▶ **WHAT TO PRODUCE**
Could you write out every entry exactly as it stands?

### SUPPLIED INFORMATION

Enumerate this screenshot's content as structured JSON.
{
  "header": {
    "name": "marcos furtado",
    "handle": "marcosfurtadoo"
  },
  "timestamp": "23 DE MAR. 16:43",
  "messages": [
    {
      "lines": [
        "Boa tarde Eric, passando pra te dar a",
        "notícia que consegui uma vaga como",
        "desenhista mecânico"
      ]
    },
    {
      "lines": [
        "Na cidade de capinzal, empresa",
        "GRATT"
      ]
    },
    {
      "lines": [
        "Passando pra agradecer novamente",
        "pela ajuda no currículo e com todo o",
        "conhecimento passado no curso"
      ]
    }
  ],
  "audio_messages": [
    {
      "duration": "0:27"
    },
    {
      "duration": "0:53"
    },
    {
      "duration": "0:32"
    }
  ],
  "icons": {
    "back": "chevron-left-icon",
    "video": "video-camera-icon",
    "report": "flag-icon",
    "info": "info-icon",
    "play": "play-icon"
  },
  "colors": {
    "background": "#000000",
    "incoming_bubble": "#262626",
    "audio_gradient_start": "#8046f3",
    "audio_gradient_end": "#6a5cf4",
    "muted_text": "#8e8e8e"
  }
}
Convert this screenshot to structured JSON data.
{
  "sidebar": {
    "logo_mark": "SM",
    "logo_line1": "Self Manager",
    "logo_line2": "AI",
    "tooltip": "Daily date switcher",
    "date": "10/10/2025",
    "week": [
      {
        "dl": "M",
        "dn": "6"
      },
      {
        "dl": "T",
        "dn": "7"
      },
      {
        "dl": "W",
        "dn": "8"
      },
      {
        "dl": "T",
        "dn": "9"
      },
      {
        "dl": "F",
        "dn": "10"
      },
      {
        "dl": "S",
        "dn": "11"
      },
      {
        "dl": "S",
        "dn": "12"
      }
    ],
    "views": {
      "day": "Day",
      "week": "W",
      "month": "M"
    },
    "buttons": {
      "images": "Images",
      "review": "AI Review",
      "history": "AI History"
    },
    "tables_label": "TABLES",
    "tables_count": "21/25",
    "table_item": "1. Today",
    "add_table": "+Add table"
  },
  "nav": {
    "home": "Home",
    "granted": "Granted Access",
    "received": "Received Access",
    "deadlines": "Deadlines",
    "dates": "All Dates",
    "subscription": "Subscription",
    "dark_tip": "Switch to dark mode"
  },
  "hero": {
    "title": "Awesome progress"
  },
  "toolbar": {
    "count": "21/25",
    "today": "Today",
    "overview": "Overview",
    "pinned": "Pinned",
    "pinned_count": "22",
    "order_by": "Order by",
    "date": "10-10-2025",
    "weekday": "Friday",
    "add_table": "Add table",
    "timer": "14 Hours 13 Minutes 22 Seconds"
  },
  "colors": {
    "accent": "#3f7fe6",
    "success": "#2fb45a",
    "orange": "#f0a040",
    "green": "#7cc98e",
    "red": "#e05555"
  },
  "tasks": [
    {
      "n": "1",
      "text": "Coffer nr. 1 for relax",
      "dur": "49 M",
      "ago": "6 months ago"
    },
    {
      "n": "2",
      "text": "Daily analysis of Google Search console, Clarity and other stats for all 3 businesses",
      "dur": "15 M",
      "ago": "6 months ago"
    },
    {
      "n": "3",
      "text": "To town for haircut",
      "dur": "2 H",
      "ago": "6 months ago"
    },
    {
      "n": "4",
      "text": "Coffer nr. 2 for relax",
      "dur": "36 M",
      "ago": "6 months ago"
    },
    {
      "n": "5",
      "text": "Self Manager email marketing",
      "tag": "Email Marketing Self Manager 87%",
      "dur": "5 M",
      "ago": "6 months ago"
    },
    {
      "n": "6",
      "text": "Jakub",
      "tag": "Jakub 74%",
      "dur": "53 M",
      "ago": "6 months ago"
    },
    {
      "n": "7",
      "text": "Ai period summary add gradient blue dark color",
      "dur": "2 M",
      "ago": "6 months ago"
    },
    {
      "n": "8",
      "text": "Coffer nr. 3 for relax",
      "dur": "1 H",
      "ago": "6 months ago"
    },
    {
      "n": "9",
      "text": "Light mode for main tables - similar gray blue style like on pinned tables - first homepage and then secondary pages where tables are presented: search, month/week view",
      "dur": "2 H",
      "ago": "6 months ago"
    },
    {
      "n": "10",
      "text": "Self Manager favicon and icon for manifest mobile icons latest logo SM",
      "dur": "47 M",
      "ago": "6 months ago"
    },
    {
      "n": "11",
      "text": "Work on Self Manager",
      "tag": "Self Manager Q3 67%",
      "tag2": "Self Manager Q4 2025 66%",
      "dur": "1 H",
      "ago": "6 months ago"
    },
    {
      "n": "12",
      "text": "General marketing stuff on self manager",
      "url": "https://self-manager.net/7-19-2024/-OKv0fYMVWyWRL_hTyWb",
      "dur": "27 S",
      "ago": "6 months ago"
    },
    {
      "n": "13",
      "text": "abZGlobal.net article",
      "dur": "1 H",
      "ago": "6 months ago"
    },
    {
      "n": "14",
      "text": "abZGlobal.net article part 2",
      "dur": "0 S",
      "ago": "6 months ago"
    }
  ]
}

######

▶ **COMPLETE OUTPUT**
Enumerate this screenshot's content as structured JSON.
{
  "header": {
    "name": "marcos furtado",
    "handle": "marcosfurtadoo"
  },
  "timestamp": "23 DE MAR. 16:43",
  "messages": [
    {
      "lines": [
        "Boa tarde Eric, passando pra te dar a",
        "notícia que consegui uma vaga como",
        "desenhista mecânico"
      ]
    },
    {
      "lines": [
        "Na cidade de capinzal, empresa",
        "GRATT"
      ]
    },
    {
      "lines": [
        "Passando pra agradecer novamente",
        "pela ajuda no currículo e com todo o",
        "conhecimento passado no curso"
      ]
    }
  ],
  "audio_messages": [
    {
      "duration": "0:27"
    },
    {
      "duration": "0:53"
    },
    {
      "duration": "0:32"
    }
  ],
  "icons": {
    "back": "chevron-left-icon",
    "video": "video-camera-icon",
    "report": "flag-icon",
    "info": "info-icon",
    "play": "play-icon"
  },
  "colors": {
    "background": "#000000",
    "incoming_bubble": "#262626",
    "audio_gradient_start": "#8046f3",
    "audio_gradient_end": "#6a5cf4",
    "muted_text": "#8e8e8e"
  }
}
Convert this screenshot to structured JSON data.
{
  "sidebar": {
    "logo_mark": "SM",
    "logo_line1": "Self Manager",
    "logo_line2": "AI",
    "tooltip": "Daily date switcher",
    "date": "10/10/2025",
    "week": [
      {
        "dl": "M",
        "dn": "6"
      },
      {
        "dl": "T",
        "dn": "7"
      },
      {
        "dl": "W",
        "dn": "8"
      },
      {
        "dl": "T",
        "dn": "9"
      },
      {
        "dl": "F",
        "dn": "10"
      },
      {
        "dl": "S",
        "dn": "11"
      },
      {
        "dl": "S",
        "dn": "12"
      }
    ],
    "views": {
      "day": "Day",
      "week": "W",
      "month": "M"
    },
    "buttons": {
      "images": "Images",
      "review": "AI Review",
      "history": "AI History"
    },
    "tables_label": "TABLES",
    "tables_count": "21/25",
    "table_item": "1. Today",
    "add_table": "+Add table"
  },
  "nav": {
    "home": "Home",
    "granted": "Granted Access",
    "received": "Received Access",
    "deadlines": "Deadlines",
    "dates": "All Dates",
    "subscription": "Subscription",
    "dark_tip": "Switch to dark mode"
  },
  "hero": {
    "title": "Awesome progress"
  },
  "toolbar": {
    "count": "21/25",
    "today": "Today",
    "overview": "Overview",
    "pinned": "Pinned",
    "pinned_count": "22",
    "order_by": "Order by",
    "date": "10-10-2025",
    "weekday": "Friday",
    "add_table": "Add table",
    "timer": "14 Hours 13 Minutes 22 Seconds"
  },
  "colors": {
    "accent": "#3f7fe6",
    "success": "#2fb45a",
    "orange": "#f0a040",
    "green": "#7cc98e",
    "red": "#e05555"
  },
  "tasks": [
    {
      "n": "1",
      "text": "Coffer nr. 1 for relax",
      "dur": "49 M",
      "ago": "6 months ago"
    },
    {
      "n": "2",
      "text": "Daily analysis of Google Search console, Clarity and other stats for all 3 businesses",
      "dur": "15 M",
      "ago": "6 months ago"
    },
    {
      "n": "3",
      "text": "To town for haircut",
      "dur": "2 H",
      "ago": "6 months ago"
    },
    {
      "n": "4",
      "text": "Coffer nr. 2 for relax",
      "dur": "36 M",
      "ago": "6 months ago"
    },
    {
      "n": "5",
      "text": "Self Manager email marketing",
      "tag": "Email Marketing Self Manager 87%",
      "dur": "5 M",
      "ago": "6 months ago"
    },
    {
      "n": "6",
      "text": "Jakub",
      "tag": "Jakub 74%",
      "dur": "53 M",
      "ago": "6 months ago"
    },
    {
      "n": "7",
      "text": "Ai period summary add gradient blue dark color",
      "dur": "2 M",
      "ago": "6 months ago"
    },
    {
      "n": "8",
      "text": "Coffer nr. 3 for relax",
      "dur": "1 H",
      "ago": "6 months ago"
    },
    {
      "n": "9",
      "text": "Light mode for main tables - similar gray blue style like on pinned tables - first homepage and then secondary pages where tables are presented: search, month/week view",
      "dur": "2 H",
      "ago": "6 months ago"
    },
    {
      "n": "10",
      "text": "Self Manager favicon and icon for manifest mobile icons latest logo SM",
      "dur": "47 M",
      "ago": "6 months ago"
    },
    {
      "n": "11",
      "text": "Work on Self Manager",
      "tag": "Self Manager Q3 67%",
      "tag2": "Self Manager Q4 2025 66%",
      "dur": "1 H",
      "ago": "6 months ago"
    },
    {
      "n": "12",
      "text": "General marketing stuff on self manager",
      "url": "https://self-manager.net/7-19-2024/-OKv0fYMVWyWRL_hTyWb",
      "dur": "27 S",
      "ago": "6 months ago"
    },
    {
      "n": "13",
      "text": "abZGlobal.net article",
      "dur": "1 H",
      "ago": "6 months ago"
    },
    {
      "n": "14",
      "text": "abZGlobal.net article part 2",
      "dur": "0 S",
      "ago": "6 months ago"
    }
  ]
}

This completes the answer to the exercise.